── Input

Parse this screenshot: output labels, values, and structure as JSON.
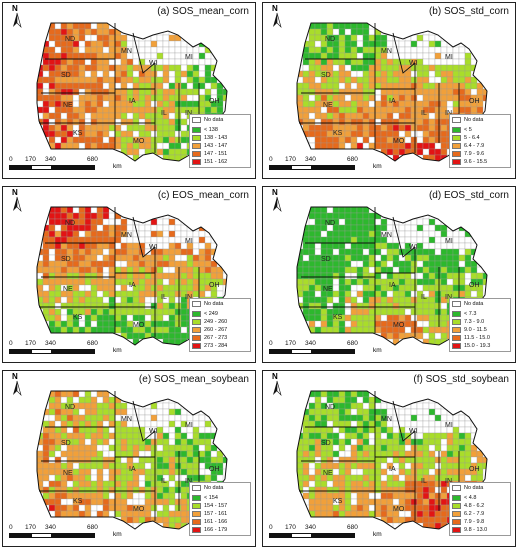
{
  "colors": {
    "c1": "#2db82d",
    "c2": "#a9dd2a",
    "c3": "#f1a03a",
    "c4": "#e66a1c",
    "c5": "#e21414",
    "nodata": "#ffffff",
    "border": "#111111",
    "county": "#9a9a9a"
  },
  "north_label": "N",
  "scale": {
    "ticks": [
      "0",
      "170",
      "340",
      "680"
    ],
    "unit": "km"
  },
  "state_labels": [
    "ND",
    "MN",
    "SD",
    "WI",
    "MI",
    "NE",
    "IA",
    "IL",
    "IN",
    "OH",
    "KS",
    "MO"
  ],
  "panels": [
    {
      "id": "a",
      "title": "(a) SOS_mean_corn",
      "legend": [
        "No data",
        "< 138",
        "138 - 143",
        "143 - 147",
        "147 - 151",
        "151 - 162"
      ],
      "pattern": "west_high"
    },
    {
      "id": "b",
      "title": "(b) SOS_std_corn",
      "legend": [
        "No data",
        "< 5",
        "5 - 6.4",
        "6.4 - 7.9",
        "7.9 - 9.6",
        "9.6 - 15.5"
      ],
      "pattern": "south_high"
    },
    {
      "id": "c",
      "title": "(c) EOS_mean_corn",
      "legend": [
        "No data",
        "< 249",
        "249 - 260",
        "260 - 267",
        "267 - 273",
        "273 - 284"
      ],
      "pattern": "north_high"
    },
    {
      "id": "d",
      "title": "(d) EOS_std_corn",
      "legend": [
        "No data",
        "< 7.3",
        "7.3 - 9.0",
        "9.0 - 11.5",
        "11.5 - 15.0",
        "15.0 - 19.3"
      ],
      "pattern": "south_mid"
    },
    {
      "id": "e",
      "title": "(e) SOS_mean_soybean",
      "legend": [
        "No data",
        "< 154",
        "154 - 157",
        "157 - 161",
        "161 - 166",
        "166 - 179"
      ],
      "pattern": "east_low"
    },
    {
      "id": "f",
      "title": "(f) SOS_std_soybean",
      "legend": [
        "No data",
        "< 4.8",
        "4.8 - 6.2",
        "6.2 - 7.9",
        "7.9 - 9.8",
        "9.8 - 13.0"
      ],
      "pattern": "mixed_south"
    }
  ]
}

────
── Input

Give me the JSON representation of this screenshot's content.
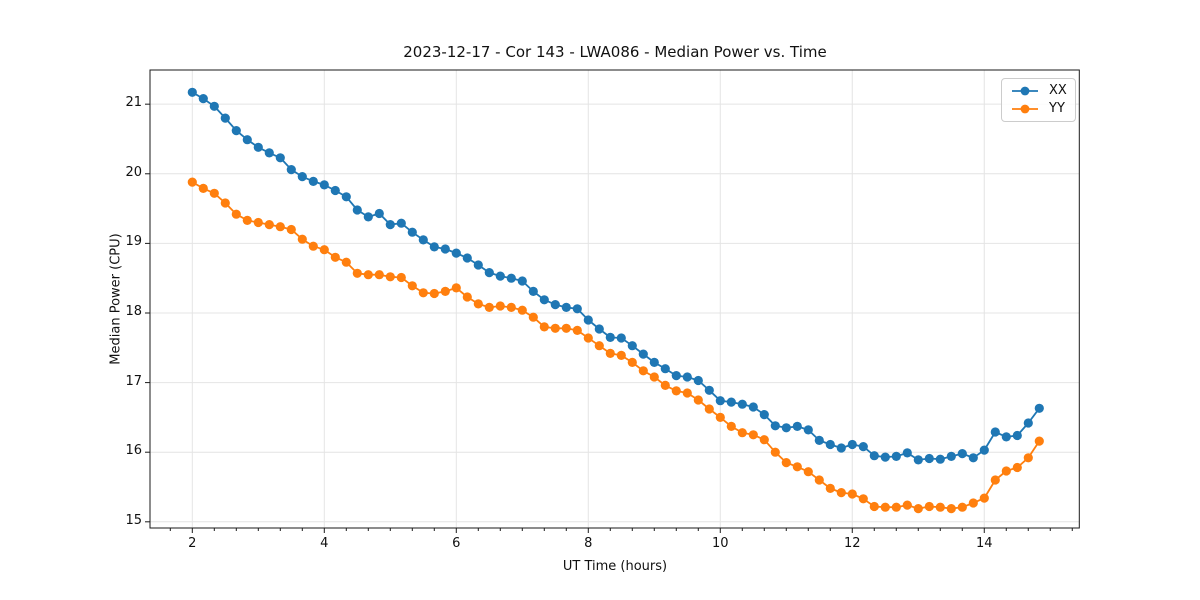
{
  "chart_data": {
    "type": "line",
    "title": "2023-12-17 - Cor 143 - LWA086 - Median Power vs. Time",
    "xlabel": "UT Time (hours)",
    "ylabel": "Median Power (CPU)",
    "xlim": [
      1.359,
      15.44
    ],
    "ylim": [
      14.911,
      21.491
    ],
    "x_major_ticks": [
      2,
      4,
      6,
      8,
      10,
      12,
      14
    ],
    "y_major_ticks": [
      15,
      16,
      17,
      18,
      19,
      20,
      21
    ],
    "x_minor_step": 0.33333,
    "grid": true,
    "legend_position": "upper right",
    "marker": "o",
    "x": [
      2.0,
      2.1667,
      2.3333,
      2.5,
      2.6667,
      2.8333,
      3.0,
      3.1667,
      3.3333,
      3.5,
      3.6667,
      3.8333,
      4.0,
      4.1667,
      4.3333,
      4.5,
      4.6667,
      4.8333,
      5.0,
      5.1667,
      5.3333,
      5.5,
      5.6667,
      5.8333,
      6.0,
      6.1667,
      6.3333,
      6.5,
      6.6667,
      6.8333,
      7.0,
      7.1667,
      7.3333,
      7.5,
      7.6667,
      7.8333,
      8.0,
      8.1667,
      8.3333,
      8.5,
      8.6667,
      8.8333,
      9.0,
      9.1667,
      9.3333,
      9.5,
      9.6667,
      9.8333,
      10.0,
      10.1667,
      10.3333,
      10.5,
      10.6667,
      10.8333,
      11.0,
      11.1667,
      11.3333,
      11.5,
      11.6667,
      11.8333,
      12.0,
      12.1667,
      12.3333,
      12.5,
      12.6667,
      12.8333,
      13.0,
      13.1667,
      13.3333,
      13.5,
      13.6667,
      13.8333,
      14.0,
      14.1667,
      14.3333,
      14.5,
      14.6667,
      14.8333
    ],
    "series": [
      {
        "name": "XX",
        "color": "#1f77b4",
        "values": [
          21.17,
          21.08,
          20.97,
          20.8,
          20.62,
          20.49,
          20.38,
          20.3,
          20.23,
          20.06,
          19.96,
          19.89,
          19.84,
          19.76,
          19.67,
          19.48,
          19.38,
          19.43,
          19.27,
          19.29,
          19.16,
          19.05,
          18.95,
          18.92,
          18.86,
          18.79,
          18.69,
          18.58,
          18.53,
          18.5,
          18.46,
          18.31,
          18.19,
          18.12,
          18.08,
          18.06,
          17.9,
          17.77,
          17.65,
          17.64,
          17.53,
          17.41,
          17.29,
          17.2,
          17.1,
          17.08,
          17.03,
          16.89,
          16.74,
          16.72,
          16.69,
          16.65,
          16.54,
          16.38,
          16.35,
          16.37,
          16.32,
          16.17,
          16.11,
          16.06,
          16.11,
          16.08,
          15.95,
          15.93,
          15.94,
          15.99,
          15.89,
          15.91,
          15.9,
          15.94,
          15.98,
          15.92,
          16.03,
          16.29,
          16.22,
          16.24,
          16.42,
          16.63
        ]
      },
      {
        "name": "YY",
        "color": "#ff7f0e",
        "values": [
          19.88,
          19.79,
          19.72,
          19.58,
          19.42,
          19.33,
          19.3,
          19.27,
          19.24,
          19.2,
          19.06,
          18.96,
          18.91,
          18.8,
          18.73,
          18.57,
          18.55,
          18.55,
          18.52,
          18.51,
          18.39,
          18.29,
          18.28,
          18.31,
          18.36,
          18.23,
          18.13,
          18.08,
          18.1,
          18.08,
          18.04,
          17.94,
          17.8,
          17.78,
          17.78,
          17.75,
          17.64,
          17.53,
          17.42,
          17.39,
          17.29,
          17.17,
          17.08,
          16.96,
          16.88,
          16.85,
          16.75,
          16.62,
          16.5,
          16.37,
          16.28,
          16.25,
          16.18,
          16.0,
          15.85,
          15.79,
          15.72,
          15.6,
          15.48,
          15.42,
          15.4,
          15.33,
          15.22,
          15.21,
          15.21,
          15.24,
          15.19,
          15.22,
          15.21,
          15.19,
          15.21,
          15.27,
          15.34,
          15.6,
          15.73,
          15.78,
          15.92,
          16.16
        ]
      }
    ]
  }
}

────

- **The task**
Identify every line above that includes the word "pattern", and show those lines.

- **Full response**
      "pattern": "west_high"
      "pattern": "south_high"
      "pattern": "north_high"
      "pattern": "south_mid"
      "pattern": "east_low"
      "pattern": "mixed_south"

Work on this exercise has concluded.